TASK TO CARRY OUT -> Once you reach the line containing "Transcribe this image's", return it and every line after it exactly, through the end of the records below, with no pictures.

Segment Start: SOURCE RECORDS

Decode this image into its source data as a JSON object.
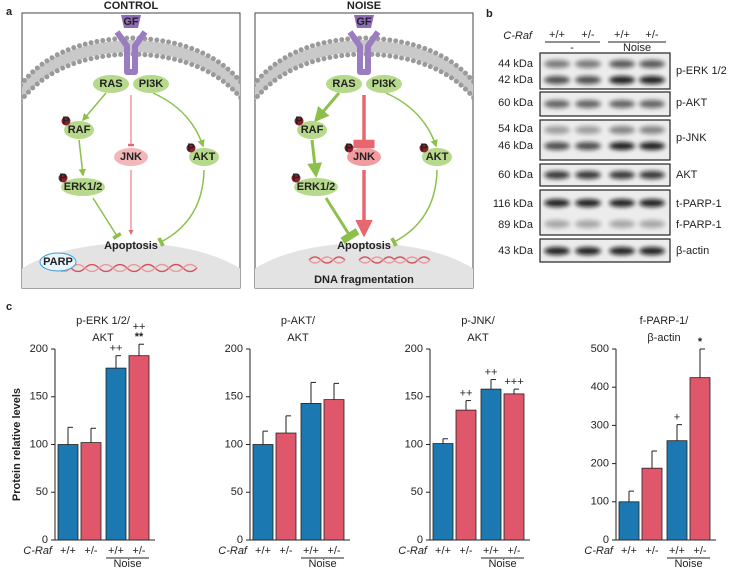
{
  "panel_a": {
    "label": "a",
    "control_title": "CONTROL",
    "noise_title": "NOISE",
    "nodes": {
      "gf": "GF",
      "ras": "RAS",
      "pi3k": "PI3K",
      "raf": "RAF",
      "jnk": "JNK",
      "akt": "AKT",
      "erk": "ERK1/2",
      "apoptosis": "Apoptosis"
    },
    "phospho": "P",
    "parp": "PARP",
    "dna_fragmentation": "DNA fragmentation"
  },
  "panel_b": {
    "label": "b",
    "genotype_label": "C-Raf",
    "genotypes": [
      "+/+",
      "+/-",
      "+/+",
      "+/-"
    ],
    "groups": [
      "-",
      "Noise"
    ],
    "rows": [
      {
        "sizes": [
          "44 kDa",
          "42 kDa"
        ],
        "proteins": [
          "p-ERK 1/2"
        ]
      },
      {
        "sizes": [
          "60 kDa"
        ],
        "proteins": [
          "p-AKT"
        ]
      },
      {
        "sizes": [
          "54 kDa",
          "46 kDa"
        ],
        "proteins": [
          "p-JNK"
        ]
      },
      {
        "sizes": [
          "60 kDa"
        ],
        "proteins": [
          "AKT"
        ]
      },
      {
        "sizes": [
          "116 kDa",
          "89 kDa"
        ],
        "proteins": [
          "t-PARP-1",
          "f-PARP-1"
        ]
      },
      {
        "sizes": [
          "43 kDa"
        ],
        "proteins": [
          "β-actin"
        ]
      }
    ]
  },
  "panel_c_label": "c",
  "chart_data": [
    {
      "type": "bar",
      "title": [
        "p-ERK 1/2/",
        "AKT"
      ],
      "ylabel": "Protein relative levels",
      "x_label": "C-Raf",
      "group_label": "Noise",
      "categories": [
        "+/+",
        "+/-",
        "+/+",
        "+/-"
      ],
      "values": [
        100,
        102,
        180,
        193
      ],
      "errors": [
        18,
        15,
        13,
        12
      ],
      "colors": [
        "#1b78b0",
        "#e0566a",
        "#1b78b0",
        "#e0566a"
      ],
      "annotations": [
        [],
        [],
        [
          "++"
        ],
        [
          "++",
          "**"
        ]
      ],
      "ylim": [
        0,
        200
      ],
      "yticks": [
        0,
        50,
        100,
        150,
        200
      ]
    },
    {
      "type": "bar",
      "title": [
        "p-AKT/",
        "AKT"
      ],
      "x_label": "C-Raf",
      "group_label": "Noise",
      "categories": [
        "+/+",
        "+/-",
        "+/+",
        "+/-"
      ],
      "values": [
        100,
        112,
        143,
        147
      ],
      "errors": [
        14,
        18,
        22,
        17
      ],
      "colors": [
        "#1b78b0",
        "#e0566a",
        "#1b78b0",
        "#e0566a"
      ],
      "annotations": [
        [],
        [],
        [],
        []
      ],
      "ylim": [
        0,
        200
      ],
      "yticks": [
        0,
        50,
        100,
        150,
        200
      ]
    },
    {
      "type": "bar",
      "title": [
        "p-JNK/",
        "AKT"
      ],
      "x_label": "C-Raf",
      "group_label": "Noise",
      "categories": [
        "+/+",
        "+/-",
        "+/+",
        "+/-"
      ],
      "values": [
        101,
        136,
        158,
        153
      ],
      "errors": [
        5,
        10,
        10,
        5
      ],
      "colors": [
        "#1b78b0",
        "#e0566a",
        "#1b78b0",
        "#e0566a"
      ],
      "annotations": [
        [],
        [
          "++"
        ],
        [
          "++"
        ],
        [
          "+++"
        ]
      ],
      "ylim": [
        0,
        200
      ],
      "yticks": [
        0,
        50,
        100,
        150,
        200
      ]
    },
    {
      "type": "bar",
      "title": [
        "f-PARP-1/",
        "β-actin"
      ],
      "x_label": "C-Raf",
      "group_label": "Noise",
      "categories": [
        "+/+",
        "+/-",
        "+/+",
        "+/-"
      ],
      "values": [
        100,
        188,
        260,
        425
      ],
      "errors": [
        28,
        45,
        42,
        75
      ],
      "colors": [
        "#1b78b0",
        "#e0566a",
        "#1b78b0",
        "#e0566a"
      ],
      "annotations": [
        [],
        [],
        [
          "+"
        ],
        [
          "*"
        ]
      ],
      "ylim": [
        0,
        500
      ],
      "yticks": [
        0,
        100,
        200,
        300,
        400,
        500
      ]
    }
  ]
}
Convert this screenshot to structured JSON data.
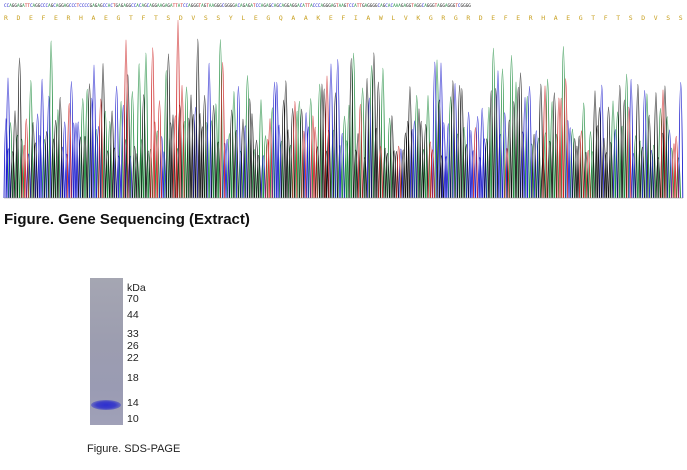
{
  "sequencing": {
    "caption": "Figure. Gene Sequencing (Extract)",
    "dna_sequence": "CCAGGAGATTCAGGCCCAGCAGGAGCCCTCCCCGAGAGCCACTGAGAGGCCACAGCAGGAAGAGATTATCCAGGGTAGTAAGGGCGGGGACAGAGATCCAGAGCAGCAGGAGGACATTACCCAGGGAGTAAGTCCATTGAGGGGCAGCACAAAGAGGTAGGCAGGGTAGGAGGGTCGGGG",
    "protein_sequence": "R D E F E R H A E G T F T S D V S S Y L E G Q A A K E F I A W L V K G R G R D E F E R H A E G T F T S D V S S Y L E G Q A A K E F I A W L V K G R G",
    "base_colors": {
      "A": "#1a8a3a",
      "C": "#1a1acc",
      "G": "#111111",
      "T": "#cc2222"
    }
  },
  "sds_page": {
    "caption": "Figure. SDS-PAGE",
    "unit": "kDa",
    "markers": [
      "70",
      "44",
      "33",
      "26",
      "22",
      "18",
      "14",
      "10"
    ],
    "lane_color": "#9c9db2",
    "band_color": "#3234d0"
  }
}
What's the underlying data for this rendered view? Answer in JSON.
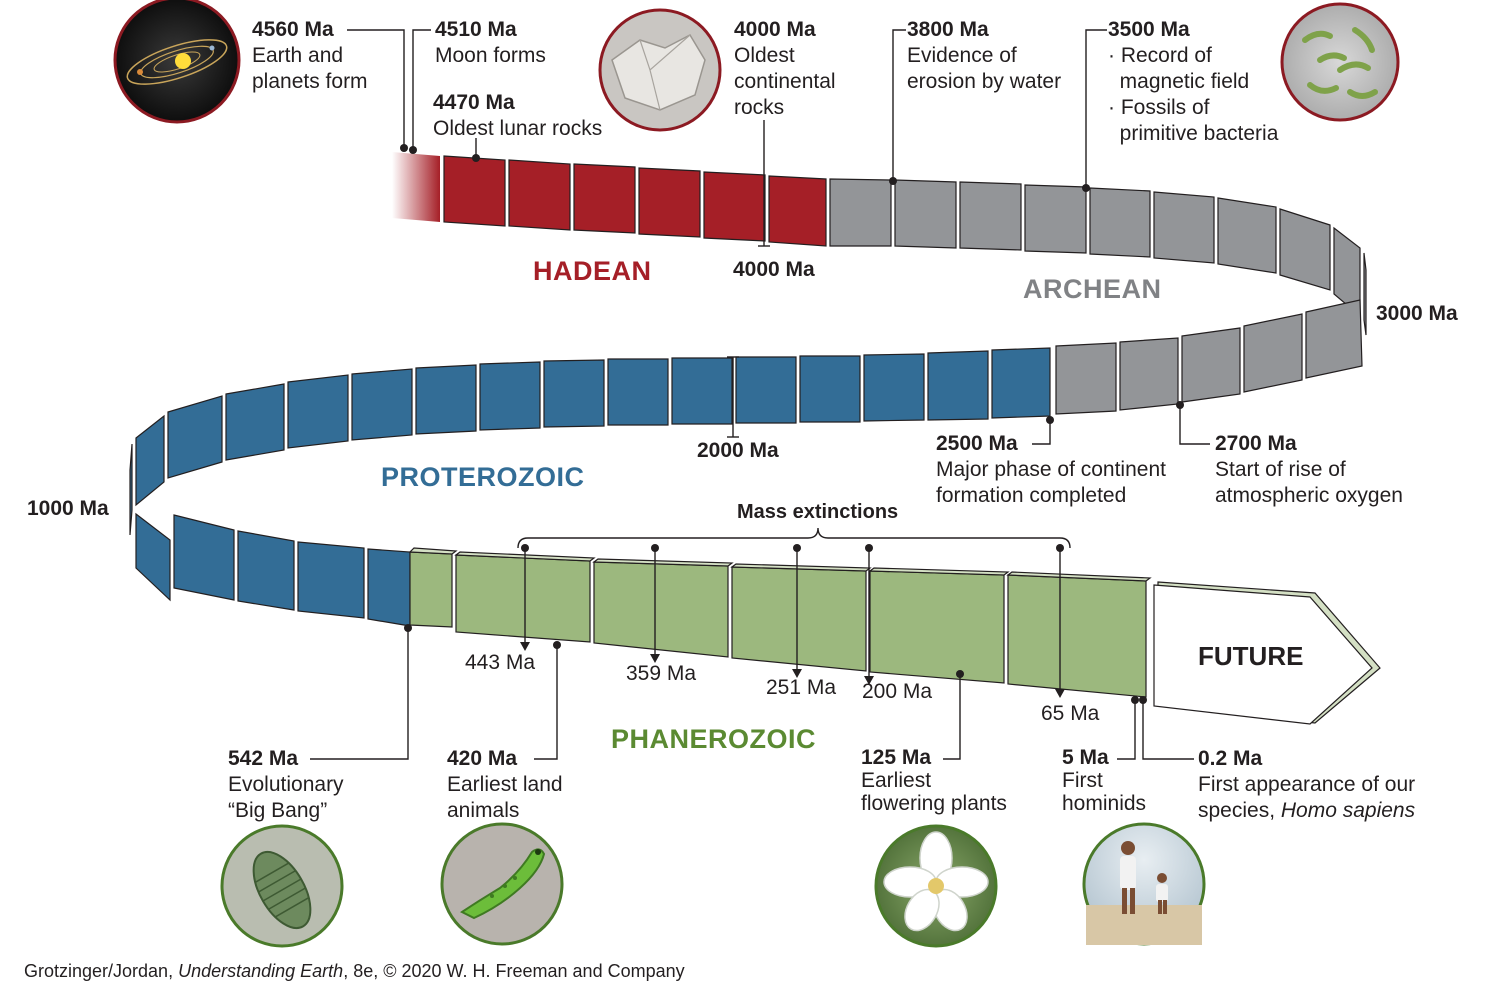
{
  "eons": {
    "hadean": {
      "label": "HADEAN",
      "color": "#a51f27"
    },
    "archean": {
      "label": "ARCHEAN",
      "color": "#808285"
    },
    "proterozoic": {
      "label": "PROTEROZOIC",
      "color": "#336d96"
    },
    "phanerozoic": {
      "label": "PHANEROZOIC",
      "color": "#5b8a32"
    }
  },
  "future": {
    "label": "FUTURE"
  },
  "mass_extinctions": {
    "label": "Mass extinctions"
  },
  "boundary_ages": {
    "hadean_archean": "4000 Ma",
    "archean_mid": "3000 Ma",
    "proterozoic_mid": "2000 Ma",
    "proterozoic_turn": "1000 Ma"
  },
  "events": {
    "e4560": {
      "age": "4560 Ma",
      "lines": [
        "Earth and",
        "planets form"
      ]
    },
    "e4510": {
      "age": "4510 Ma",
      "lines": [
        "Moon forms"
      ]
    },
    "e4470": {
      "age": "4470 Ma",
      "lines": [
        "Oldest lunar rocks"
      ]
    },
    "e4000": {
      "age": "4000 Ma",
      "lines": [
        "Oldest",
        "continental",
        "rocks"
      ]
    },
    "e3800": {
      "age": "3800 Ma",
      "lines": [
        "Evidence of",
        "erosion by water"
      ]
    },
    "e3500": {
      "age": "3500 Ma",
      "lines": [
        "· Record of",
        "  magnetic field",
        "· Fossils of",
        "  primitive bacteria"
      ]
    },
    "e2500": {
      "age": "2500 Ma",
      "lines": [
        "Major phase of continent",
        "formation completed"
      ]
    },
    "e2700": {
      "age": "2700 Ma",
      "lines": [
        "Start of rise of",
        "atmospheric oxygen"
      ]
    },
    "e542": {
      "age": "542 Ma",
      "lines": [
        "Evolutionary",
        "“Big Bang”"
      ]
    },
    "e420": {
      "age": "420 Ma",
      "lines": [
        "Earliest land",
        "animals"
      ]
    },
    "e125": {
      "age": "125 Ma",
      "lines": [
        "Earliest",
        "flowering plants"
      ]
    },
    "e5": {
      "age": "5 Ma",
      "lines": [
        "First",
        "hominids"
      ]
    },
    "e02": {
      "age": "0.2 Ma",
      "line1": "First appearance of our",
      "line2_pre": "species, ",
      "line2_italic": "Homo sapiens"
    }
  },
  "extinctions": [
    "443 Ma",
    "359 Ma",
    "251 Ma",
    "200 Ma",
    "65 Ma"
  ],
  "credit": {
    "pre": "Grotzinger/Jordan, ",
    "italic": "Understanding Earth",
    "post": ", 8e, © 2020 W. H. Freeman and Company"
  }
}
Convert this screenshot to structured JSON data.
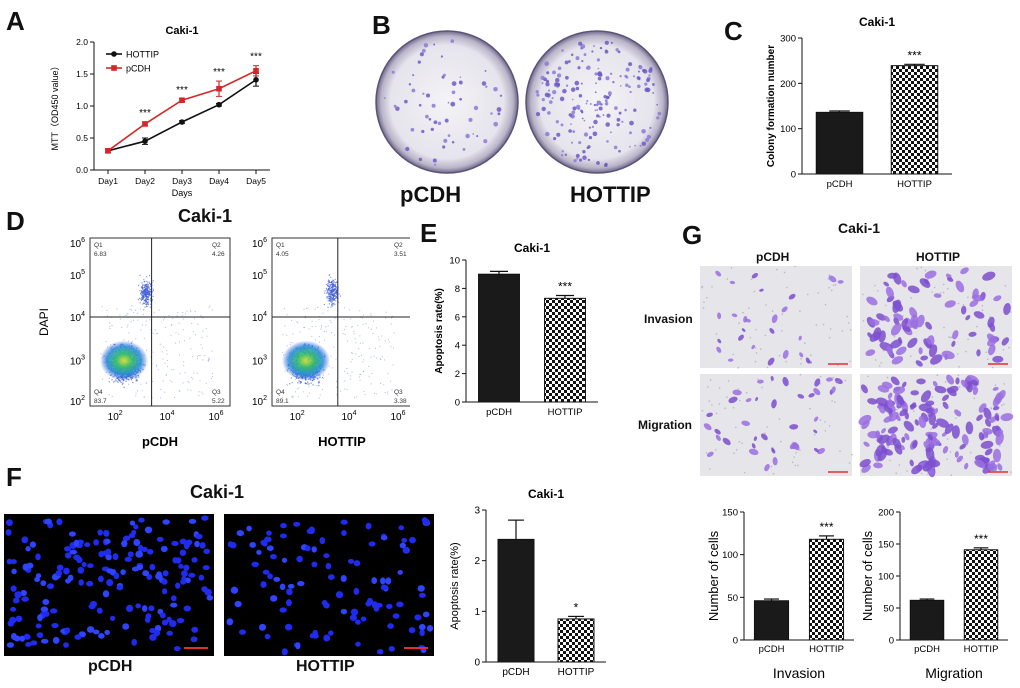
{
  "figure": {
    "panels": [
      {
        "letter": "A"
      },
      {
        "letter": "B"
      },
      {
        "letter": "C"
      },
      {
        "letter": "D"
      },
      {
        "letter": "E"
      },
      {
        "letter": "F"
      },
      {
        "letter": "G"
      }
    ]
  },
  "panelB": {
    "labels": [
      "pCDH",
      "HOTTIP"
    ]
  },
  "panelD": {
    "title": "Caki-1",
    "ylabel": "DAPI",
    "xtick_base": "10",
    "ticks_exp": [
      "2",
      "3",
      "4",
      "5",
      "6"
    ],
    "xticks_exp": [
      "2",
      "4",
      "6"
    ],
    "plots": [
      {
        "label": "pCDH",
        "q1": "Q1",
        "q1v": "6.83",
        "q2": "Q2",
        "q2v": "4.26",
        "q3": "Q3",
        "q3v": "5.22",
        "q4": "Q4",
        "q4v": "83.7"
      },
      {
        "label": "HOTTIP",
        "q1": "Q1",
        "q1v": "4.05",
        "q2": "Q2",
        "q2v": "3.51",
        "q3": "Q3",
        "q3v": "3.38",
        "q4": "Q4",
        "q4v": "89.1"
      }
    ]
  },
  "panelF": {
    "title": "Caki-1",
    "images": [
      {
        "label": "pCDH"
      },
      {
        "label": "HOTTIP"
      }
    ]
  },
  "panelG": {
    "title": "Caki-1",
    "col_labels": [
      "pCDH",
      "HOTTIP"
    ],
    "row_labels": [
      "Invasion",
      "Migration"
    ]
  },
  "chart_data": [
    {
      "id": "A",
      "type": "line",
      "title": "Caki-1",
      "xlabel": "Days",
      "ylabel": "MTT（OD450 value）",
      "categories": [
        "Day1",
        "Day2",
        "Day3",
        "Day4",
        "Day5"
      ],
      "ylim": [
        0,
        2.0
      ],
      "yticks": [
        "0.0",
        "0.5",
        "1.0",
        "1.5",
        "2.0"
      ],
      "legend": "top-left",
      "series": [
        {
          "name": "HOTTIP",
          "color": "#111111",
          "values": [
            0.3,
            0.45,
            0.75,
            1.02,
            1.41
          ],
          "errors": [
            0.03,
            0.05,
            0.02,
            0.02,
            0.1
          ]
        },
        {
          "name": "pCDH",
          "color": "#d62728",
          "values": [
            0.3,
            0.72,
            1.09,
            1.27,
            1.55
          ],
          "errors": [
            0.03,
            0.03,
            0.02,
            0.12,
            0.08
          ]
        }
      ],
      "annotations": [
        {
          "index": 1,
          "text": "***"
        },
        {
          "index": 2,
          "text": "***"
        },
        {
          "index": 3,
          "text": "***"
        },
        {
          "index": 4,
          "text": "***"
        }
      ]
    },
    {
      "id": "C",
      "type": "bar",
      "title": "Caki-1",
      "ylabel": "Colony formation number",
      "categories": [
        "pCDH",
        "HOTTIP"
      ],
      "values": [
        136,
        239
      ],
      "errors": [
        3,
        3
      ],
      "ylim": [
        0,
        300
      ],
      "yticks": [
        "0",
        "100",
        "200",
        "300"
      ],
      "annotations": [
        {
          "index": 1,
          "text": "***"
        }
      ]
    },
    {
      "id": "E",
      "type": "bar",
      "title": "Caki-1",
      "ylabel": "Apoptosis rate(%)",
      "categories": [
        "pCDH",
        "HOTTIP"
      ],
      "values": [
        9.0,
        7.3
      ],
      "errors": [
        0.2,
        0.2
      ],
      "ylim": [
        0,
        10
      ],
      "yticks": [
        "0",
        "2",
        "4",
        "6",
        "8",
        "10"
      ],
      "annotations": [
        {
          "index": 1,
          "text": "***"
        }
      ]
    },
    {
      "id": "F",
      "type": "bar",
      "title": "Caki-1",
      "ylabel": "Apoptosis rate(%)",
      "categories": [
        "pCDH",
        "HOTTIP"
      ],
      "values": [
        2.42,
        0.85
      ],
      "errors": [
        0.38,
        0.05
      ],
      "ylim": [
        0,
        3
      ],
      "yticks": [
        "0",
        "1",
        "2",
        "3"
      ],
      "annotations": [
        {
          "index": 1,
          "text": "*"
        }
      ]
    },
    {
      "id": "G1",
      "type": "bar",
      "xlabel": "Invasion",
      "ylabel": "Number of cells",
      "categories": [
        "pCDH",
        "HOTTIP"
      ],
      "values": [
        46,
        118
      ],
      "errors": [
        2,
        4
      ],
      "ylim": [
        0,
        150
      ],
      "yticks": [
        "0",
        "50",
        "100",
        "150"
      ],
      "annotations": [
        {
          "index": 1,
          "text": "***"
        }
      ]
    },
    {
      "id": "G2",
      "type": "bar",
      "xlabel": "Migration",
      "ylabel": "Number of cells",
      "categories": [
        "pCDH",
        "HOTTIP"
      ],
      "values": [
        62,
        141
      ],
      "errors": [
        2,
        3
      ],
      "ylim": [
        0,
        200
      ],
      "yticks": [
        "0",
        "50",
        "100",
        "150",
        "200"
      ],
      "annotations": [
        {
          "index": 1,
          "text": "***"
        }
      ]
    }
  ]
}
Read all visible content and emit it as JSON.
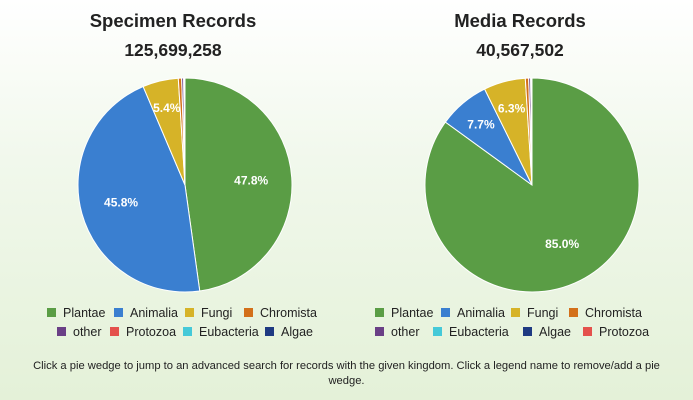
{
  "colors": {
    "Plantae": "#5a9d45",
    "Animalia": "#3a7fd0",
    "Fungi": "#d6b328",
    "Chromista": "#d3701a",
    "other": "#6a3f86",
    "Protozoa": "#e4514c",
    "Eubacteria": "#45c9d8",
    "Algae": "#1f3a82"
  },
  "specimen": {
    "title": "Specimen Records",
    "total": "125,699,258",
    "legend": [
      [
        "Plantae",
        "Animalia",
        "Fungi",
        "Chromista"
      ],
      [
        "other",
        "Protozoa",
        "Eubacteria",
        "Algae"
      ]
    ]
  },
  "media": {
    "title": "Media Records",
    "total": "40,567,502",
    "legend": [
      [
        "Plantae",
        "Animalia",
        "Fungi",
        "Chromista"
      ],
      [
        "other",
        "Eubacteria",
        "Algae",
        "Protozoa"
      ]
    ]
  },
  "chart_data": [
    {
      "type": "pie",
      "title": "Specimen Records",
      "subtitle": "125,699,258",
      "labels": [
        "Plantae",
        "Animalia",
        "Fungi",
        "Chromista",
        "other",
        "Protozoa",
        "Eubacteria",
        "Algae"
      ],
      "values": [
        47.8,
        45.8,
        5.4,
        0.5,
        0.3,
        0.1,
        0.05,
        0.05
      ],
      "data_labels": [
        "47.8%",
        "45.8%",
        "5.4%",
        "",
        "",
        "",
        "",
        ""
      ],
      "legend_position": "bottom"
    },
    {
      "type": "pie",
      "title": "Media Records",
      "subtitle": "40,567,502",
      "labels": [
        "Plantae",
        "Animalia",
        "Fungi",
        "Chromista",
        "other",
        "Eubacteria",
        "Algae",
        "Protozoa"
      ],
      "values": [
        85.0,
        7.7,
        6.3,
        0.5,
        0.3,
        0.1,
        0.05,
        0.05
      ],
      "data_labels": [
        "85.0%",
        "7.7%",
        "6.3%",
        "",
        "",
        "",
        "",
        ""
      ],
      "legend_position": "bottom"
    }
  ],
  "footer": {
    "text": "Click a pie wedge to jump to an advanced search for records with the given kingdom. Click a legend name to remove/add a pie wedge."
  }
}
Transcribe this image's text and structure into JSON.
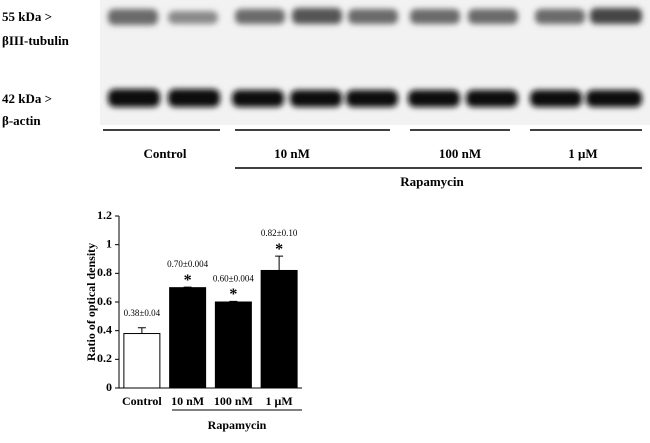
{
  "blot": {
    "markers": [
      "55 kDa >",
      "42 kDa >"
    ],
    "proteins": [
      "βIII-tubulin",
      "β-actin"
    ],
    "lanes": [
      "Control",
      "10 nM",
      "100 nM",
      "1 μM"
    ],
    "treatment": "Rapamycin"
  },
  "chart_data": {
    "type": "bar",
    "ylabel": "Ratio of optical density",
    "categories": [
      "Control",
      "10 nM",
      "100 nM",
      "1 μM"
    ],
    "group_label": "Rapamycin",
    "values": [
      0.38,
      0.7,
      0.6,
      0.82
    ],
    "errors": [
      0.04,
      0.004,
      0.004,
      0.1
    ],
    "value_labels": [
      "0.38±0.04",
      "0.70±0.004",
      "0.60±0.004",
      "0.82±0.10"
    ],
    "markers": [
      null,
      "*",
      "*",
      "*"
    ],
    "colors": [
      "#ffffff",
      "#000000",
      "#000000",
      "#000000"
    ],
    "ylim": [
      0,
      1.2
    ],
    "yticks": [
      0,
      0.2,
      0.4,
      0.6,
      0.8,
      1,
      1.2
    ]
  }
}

Segment End: SOURCE RECORDS

SOLVED EXERCISE ->
Transcribe this image's text and structure into JSON.
{
  "blot": {
    "markers": [
      "55 kDa >",
      "42 kDa >"
    ],
    "proteins": [
      "βIII-tubulin",
      "β-actin"
    ],
    "lanes": [
      "Control",
      "10 nM",
      "100 nM",
      "1 μM"
    ],
    "treatment": "Rapamycin"
  },
  "chart_data": {
    "type": "bar",
    "ylabel": "Ratio of optical density",
    "categories": [
      "Control",
      "10 nM",
      "100 nM",
      "1 μM"
    ],
    "group_label": "Rapamycin",
    "values": [
      0.38,
      0.7,
      0.6,
      0.82
    ],
    "errors": [
      0.04,
      0.004,
      0.004,
      0.1
    ],
    "value_labels": [
      "0.38±0.04",
      "0.70±0.004",
      "0.60±0.004",
      "0.82±0.10"
    ],
    "markers": [
      null,
      "*",
      "*",
      "*"
    ],
    "colors": [
      "#ffffff",
      "#000000",
      "#000000",
      "#000000"
    ],
    "ylim": [
      0,
      1.2
    ],
    "yticks": [
      0,
      0.2,
      0.4,
      0.6,
      0.8,
      1,
      1.2
    ]
  }
}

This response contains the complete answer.